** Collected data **
----

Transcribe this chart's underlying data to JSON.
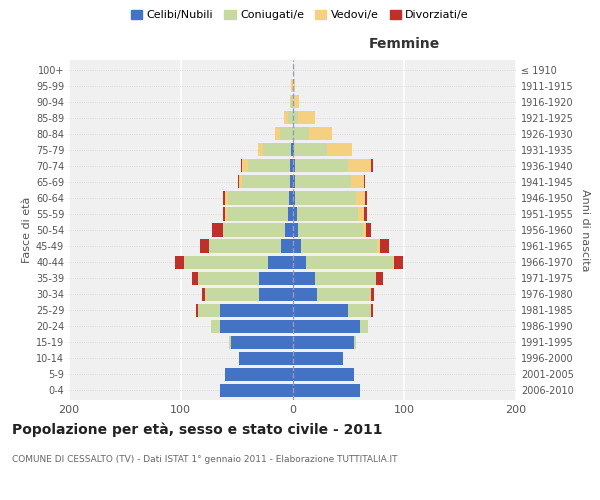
{
  "age_groups": [
    "0-4",
    "5-9",
    "10-14",
    "15-19",
    "20-24",
    "25-29",
    "30-34",
    "35-39",
    "40-44",
    "45-49",
    "50-54",
    "55-59",
    "60-64",
    "65-69",
    "70-74",
    "75-79",
    "80-84",
    "85-89",
    "90-94",
    "95-99",
    "100+"
  ],
  "birth_years": [
    "2006-2010",
    "2001-2005",
    "1996-2000",
    "1991-1995",
    "1986-1990",
    "1981-1985",
    "1976-1980",
    "1971-1975",
    "1966-1970",
    "1961-1965",
    "1956-1960",
    "1951-1955",
    "1946-1950",
    "1941-1945",
    "1936-1940",
    "1931-1935",
    "1926-1930",
    "1921-1925",
    "1916-1920",
    "1911-1915",
    "≤ 1910"
  ],
  "colors": {
    "celibi": "#4472c4",
    "coniugati": "#c5d9a0",
    "vedovi": "#f5d080",
    "divorziati": "#c0302a"
  },
  "males": {
    "celibi": [
      65,
      60,
      48,
      55,
      65,
      65,
      30,
      30,
      22,
      10,
      7,
      4,
      3,
      2,
      2,
      1,
      0,
      0,
      0,
      0,
      0
    ],
    "coniugati": [
      0,
      0,
      0,
      2,
      8,
      20,
      48,
      55,
      75,
      65,
      55,
      55,
      55,
      43,
      38,
      25,
      11,
      4,
      1,
      0,
      0
    ],
    "vedovi": [
      0,
      0,
      0,
      0,
      0,
      0,
      0,
      0,
      0,
      0,
      0,
      1,
      2,
      3,
      5,
      5,
      5,
      4,
      1,
      1,
      0
    ],
    "divorziati": [
      0,
      0,
      0,
      0,
      0,
      1,
      3,
      5,
      8,
      8,
      10,
      2,
      2,
      1,
      1,
      0,
      0,
      0,
      0,
      0,
      0
    ]
  },
  "females": {
    "nubili": [
      60,
      55,
      45,
      55,
      60,
      50,
      22,
      20,
      12,
      8,
      5,
      4,
      2,
      2,
      2,
      1,
      0,
      0,
      0,
      0,
      0
    ],
    "coniugate": [
      0,
      0,
      0,
      2,
      8,
      20,
      48,
      55,
      78,
      68,
      58,
      55,
      55,
      50,
      48,
      30,
      15,
      5,
      1,
      0,
      0
    ],
    "vedove": [
      0,
      0,
      0,
      0,
      0,
      0,
      0,
      0,
      1,
      2,
      3,
      5,
      8,
      12,
      20,
      22,
      20,
      15,
      5,
      2,
      1
    ],
    "divorziate": [
      0,
      0,
      0,
      0,
      0,
      2,
      3,
      6,
      8,
      8,
      4,
      3,
      2,
      1,
      2,
      0,
      0,
      0,
      0,
      0,
      0
    ]
  },
  "title_main": "Popolazione per età, sesso e stato civile - 2011",
  "title_sub": "COMUNE DI CESSALTO (TV) - Dati ISTAT 1° gennaio 2011 - Elaborazione TUTTITALIA.IT",
  "xlabel_right": "Femmine",
  "ylabel_left": "Fasce di età",
  "ylabel_right": "Anni di nascita",
  "xlim": 200,
  "legend_labels": [
    "Celibi/Nubili",
    "Coniugati/e",
    "Vedovi/e",
    "Divorziati/e"
  ],
  "bg_color": "#ffffff",
  "plot_bg": "#f0f0f0"
}
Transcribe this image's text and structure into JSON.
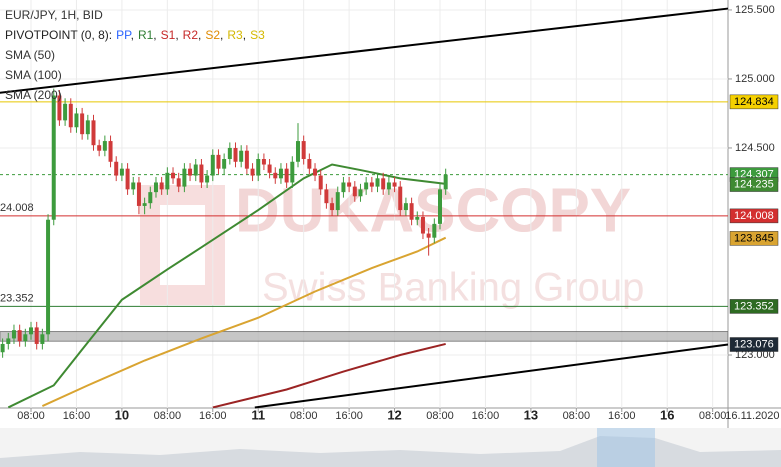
{
  "chart_data": {
    "type": "candlestick",
    "title": "EUR/JPY, 1H, BID",
    "indicator_label": "PIVOTPOINT (0, 8):",
    "indicator_parts": [
      {
        "name": "PP",
        "color": "#2962ff"
      },
      {
        "name": "R1",
        "color": "#2e7d32"
      },
      {
        "name": "S1",
        "color": "#c62828"
      },
      {
        "name": "R2",
        "color": "#c62828"
      },
      {
        "name": "S2",
        "color": "#e08a00"
      },
      {
        "name": "R3",
        "color": "#d4b800"
      },
      {
        "name": "S3",
        "color": "#d4b800"
      }
    ],
    "watermark": "DUKASCOPY",
    "watermark_sub": "Swiss Banking Group",
    "up_color": "#3d9b3d",
    "down_color": "#d03a3a",
    "x": [
      -5,
      -4,
      -3,
      -2,
      -1,
      0,
      1,
      2,
      3,
      4,
      5,
      6,
      7,
      8,
      9,
      10,
      11,
      12,
      13,
      14,
      15,
      16,
      17,
      18,
      19,
      20,
      21,
      22,
      23,
      24,
      25,
      26,
      27,
      28,
      29,
      30,
      31,
      32,
      33,
      34,
      35,
      36,
      37,
      38,
      39,
      40,
      41,
      42,
      43,
      44,
      45,
      46,
      47,
      48,
      49,
      50,
      51,
      52,
      53,
      54,
      55,
      56,
      57,
      58,
      59,
      60,
      61,
      62,
      63,
      64,
      65,
      66,
      67,
      68,
      69,
      70,
      71,
      72,
      73
    ],
    "open": [
      123.02,
      123.08,
      123.12,
      123.18,
      123.1,
      123.15,
      123.2,
      123.08,
      123.15,
      123.98,
      124.88,
      124.7,
      124.82,
      124.65,
      124.75,
      124.6,
      124.7,
      124.52,
      124.48,
      124.55,
      124.4,
      124.3,
      124.35,
      124.2,
      124.25,
      124.08,
      124.1,
      124.18,
      124.25,
      124.2,
      124.32,
      124.28,
      124.22,
      124.35,
      124.3,
      124.38,
      124.25,
      124.3,
      124.45,
      124.35,
      124.42,
      124.5,
      124.4,
      124.48,
      124.35,
      124.3,
      124.42,
      124.38,
      124.32,
      124.28,
      124.35,
      124.25,
      124.4,
      124.55,
      124.42,
      124.35,
      124.3,
      124.2,
      124.1,
      124.05,
      124.18,
      124.25,
      124.22,
      124.15,
      124.2,
      124.25,
      124.22,
      124.28,
      124.2,
      124.25,
      124.22,
      124.05,
      124.1,
      123.98,
      124.0,
      123.88,
      123.85,
      123.95,
      124.2
    ],
    "high": [
      123.12,
      123.16,
      123.22,
      123.22,
      123.19,
      123.24,
      123.24,
      123.19,
      124.02,
      124.93,
      124.92,
      124.86,
      124.86,
      124.79,
      124.79,
      124.74,
      124.74,
      124.56,
      124.59,
      124.59,
      124.44,
      124.39,
      124.39,
      124.29,
      124.29,
      124.14,
      124.22,
      124.29,
      124.29,
      124.36,
      124.36,
      124.32,
      124.39,
      124.39,
      124.42,
      124.42,
      124.34,
      124.49,
      124.49,
      124.46,
      124.54,
      124.54,
      124.52,
      124.52,
      124.39,
      124.46,
      124.46,
      124.42,
      124.36,
      124.39,
      124.39,
      124.44,
      124.68,
      124.59,
      124.46,
      124.39,
      124.34,
      124.24,
      124.14,
      124.22,
      124.29,
      124.29,
      124.26,
      124.24,
      124.29,
      124.29,
      124.32,
      124.32,
      124.29,
      124.29,
      124.26,
      124.14,
      124.14,
      124.04,
      124.04,
      123.92,
      123.99,
      124.24,
      124.35
    ],
    "low": [
      122.98,
      123.04,
      123.08,
      123.06,
      123.06,
      123.11,
      123.04,
      123.04,
      123.1,
      123.94,
      124.66,
      124.66,
      124.61,
      124.61,
      124.56,
      124.56,
      124.48,
      124.44,
      124.44,
      124.36,
      124.26,
      124.26,
      124.16,
      124.16,
      124.02,
      124.02,
      124.06,
      124.14,
      124.16,
      124.16,
      124.24,
      124.18,
      124.18,
      124.26,
      124.26,
      124.21,
      124.21,
      124.26,
      124.31,
      124.31,
      124.38,
      124.36,
      124.36,
      124.31,
      124.26,
      124.26,
      124.34,
      124.28,
      124.24,
      124.24,
      124.21,
      124.21,
      124.36,
      124.38,
      124.31,
      124.26,
      124.16,
      124.06,
      124.01,
      124.01,
      124.14,
      124.18,
      124.11,
      124.11,
      124.16,
      124.18,
      124.18,
      124.16,
      124.16,
      124.18,
      124.01,
      124.01,
      123.94,
      123.94,
      123.84,
      123.72,
      123.81,
      123.91,
      124.16
    ],
    "close": [
      123.08,
      123.12,
      123.18,
      123.1,
      123.15,
      123.2,
      123.08,
      123.15,
      123.98,
      124.88,
      124.7,
      124.82,
      124.65,
      124.75,
      124.6,
      124.7,
      124.52,
      124.48,
      124.55,
      124.4,
      124.3,
      124.35,
      124.2,
      124.25,
      124.08,
      124.1,
      124.18,
      124.25,
      124.2,
      124.32,
      124.28,
      124.22,
      124.35,
      124.3,
      124.38,
      124.25,
      124.3,
      124.45,
      124.35,
      124.42,
      124.5,
      124.4,
      124.48,
      124.35,
      124.3,
      124.42,
      124.38,
      124.32,
      124.28,
      124.35,
      124.25,
      124.4,
      124.55,
      124.42,
      124.35,
      124.3,
      124.2,
      124.1,
      124.05,
      124.18,
      124.25,
      124.22,
      124.15,
      124.2,
      124.25,
      124.22,
      124.28,
      124.2,
      124.25,
      124.22,
      124.05,
      124.1,
      123.98,
      124.0,
      123.88,
      123.85,
      123.95,
      124.2,
      124.307
    ],
    "series": [
      {
        "name": "SMA (50)",
        "color": "#3f8a32",
        "x": [
          -4,
          4,
          9,
          16,
          24,
          30,
          40,
          48,
          53,
          58,
          65,
          73
        ],
        "values": [
          122.62,
          122.78,
          123.04,
          123.4,
          123.62,
          123.78,
          124.05,
          124.28,
          124.38,
          124.34,
          124.28,
          124.24
        ]
      },
      {
        "name": "SMA (100)",
        "color": "#d9a431",
        "x": [
          2,
          10,
          20,
          30,
          40,
          50,
          60,
          68,
          73
        ],
        "values": [
          122.63,
          122.78,
          122.96,
          123.12,
          123.27,
          123.46,
          123.63,
          123.75,
          123.85
        ]
      },
      {
        "name": "SMA (200)",
        "color": "#9b2424",
        "x": [
          32,
          45,
          55,
          65,
          73
        ],
        "values": [
          122.62,
          122.75,
          122.88,
          123.0,
          123.08
        ]
      }
    ],
    "trendlines": [
      {
        "x": [
          -5.5,
          122.7
        ],
        "values": [
          124.9,
          125.51
        ]
      },
      {
        "x": [
          39.4,
          122.7
        ],
        "values": [
          122.62,
          123.076
        ]
      }
    ],
    "hlines": [
      {
        "value": 124.834,
        "color": "#e8c800"
      },
      {
        "value": 124.307,
        "color": "#3d9b3d",
        "dashed": true
      },
      {
        "value": 124.008,
        "color": "#d32f2f",
        "left_label": "24.008"
      },
      {
        "value": 123.352,
        "color": "#2e7d32",
        "left_label": "23.352"
      }
    ],
    "band": {
      "values": [
        123.1,
        123.17
      ],
      "color": "#b8b8b8"
    },
    "price_labels": [
      {
        "value": 124.834,
        "label": "124.834",
        "color": "#f5d000",
        "text_color": "#000000"
      },
      {
        "value": 124.307,
        "label": "124.307",
        "color": "#3d9b3d",
        "text_color": "#ffffff"
      },
      {
        "value": 124.235,
        "label": "124.235",
        "color": "#3f8a32",
        "text_color": "#ffffff"
      },
      {
        "value": 124.008,
        "label": "124.008",
        "color": "#d32f2f",
        "text_color": "#ffffff"
      },
      {
        "value": 123.845,
        "label": "123.845",
        "color": "#d9a431",
        "text_color": "#000000"
      },
      {
        "value": 123.352,
        "label": "123.352",
        "color": "#2e6b22",
        "text_color": "#ffffff"
      },
      {
        "value": 123.076,
        "label": "123.076",
        "color": "#1e2a36",
        "text_color": "#ffffff"
      }
    ],
    "xlim": [
      -5.46,
      122.7
    ],
    "ylim": [
      122.616,
      125.572
    ],
    "xticks": [
      {
        "value": 0,
        "label": "08:00"
      },
      {
        "value": 8,
        "label": "16:00"
      },
      {
        "value": 16,
        "label": "10"
      },
      {
        "value": 24,
        "label": "08:00"
      },
      {
        "value": 32,
        "label": "16:00"
      },
      {
        "value": 40,
        "label": "11"
      },
      {
        "value": 48,
        "label": "08:00"
      },
      {
        "value": 56,
        "label": "16:00"
      },
      {
        "value": 64,
        "label": "12"
      },
      {
        "value": 72,
        "label": "08:00"
      },
      {
        "value": 80,
        "label": "16:00"
      },
      {
        "value": 88,
        "label": "13"
      },
      {
        "value": 96,
        "label": "08:00"
      },
      {
        "value": 104,
        "label": "16:00"
      },
      {
        "value": 112,
        "label": "16"
      },
      {
        "value": 120,
        "label": "08:00"
      }
    ],
    "cursor_date": {
      "value": 127,
      "label": "16.11.2020"
    },
    "yticks": [
      {
        "value": 123,
        "label": "123.000"
      },
      {
        "value": 124.5,
        "label": "124.500"
      },
      {
        "value": 125,
        "label": "125.000"
      },
      {
        "value": 125.5,
        "label": "125.500"
      }
    ],
    "grid": true
  }
}
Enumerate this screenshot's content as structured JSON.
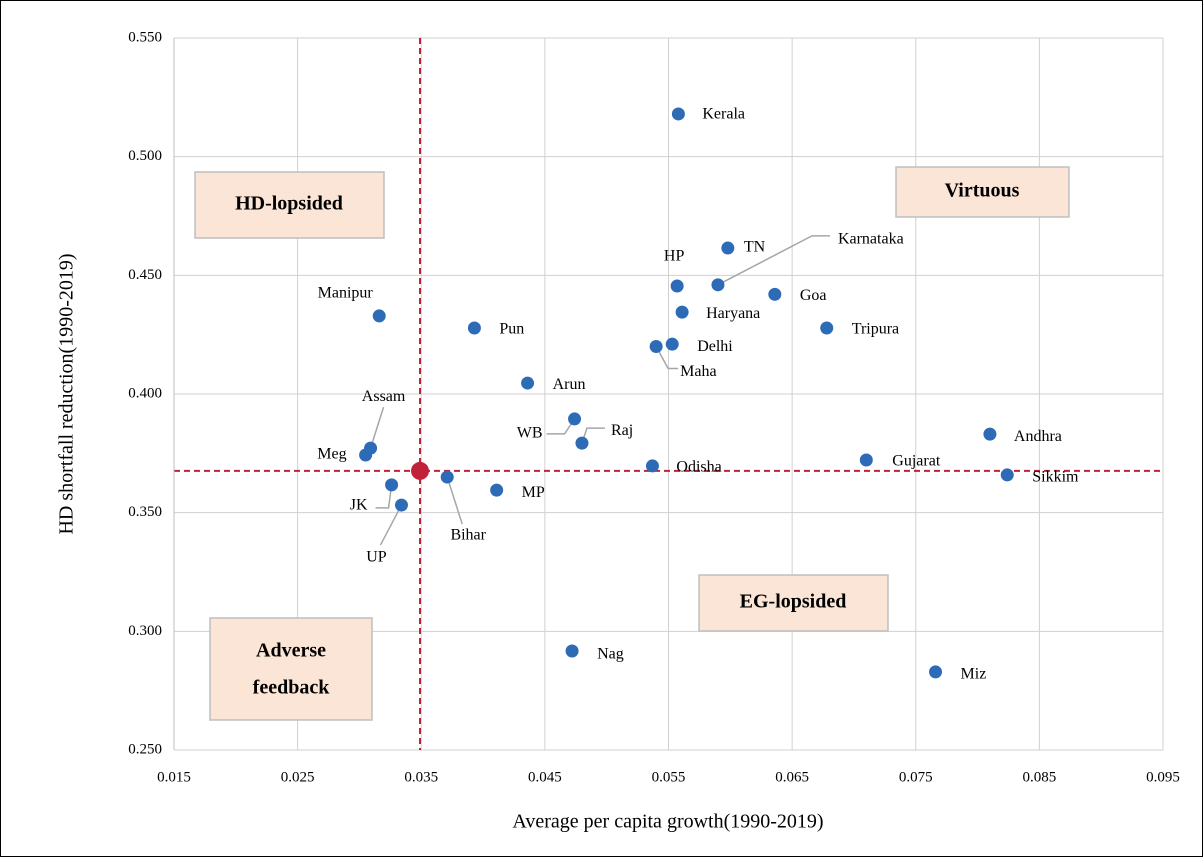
{
  "chart_data": {
    "type": "scatter",
    "xlabel": "Average per capita growth(1990-2019)",
    "ylabel": "HD shortfall reduction(1990-2019)",
    "quadrant_labels": {
      "top_left": "HD-lopsided",
      "top_right": "Virtuous",
      "bottom_right": "EG-lopsided",
      "bottom_left": [
        "Adverse",
        "feedback"
      ]
    },
    "point_labels": [
      "Kerala",
      "TN",
      "Karnataka",
      "HP",
      "Goa",
      "Haryana",
      "Tripura",
      "Delhi",
      "Maha",
      "Manipur",
      "Pun",
      "Arun",
      "WB",
      "Raj",
      "Odisha",
      "Andhra",
      "Gujarat",
      "Sikkim",
      "Assam",
      "Meg",
      "JK",
      "UP",
      "Bihar",
      "MP",
      "Nag",
      "Miz"
    ],
    "x": [
      0.0558,
      0.0598,
      0.059,
      0.0557,
      0.0636,
      0.0561,
      0.0678,
      0.0553,
      0.054,
      0.0316,
      0.0393,
      0.0436,
      0.0474,
      0.048,
      0.0537,
      0.081,
      0.071,
      0.0824,
      0.0309,
      0.0305,
      0.0326,
      0.0334,
      0.0371,
      0.0411,
      0.0472,
      0.0766
    ],
    "series": [
      {
        "color": "#2e6bb7",
        "values": [
          0.518,
          0.4615,
          0.446,
          0.4455,
          0.442,
          0.4345,
          0.4278,
          0.421,
          0.42,
          0.4329,
          0.4278,
          0.4046,
          0.3895,
          0.3793,
          0.3697,
          0.3831,
          0.3722,
          0.3659,
          0.3772,
          0.3743,
          0.3617,
          0.3532,
          0.365,
          0.3595,
          0.2917,
          0.2829
        ]
      }
    ],
    "reference": {
      "x": 0.0349,
      "y": 0.3676,
      "color": "#c0223a"
    },
    "xlim": [
      0.015,
      0.095
    ],
    "xticks": [
      0.015,
      0.025,
      0.035,
      0.045,
      0.055,
      0.065,
      0.075,
      0.085,
      0.095
    ],
    "ylim": [
      0.25,
      0.55
    ],
    "yticks": [
      {
        "value": 0.25,
        "label": "0.250"
      },
      {
        "value": 0.3,
        "label": "0.300"
      },
      {
        "value": 0.35,
        "label": "0.350"
      },
      {
        "value": 0.4,
        "label": "0.400"
      },
      {
        "value": 0.45,
        "label": "0.450"
      },
      {
        "value": 0.5,
        "label": "0.500"
      },
      {
        "value": 0.55,
        "label": "0.550"
      }
    ],
    "grid": true
  }
}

----

** Your instructions **
Which lines of the material contain the string "Transcribe"? List each of them.

** Answer to this problem **
Transcribe this chart's underlying data to JSON.
Transcribe this image's text and structure into JSON.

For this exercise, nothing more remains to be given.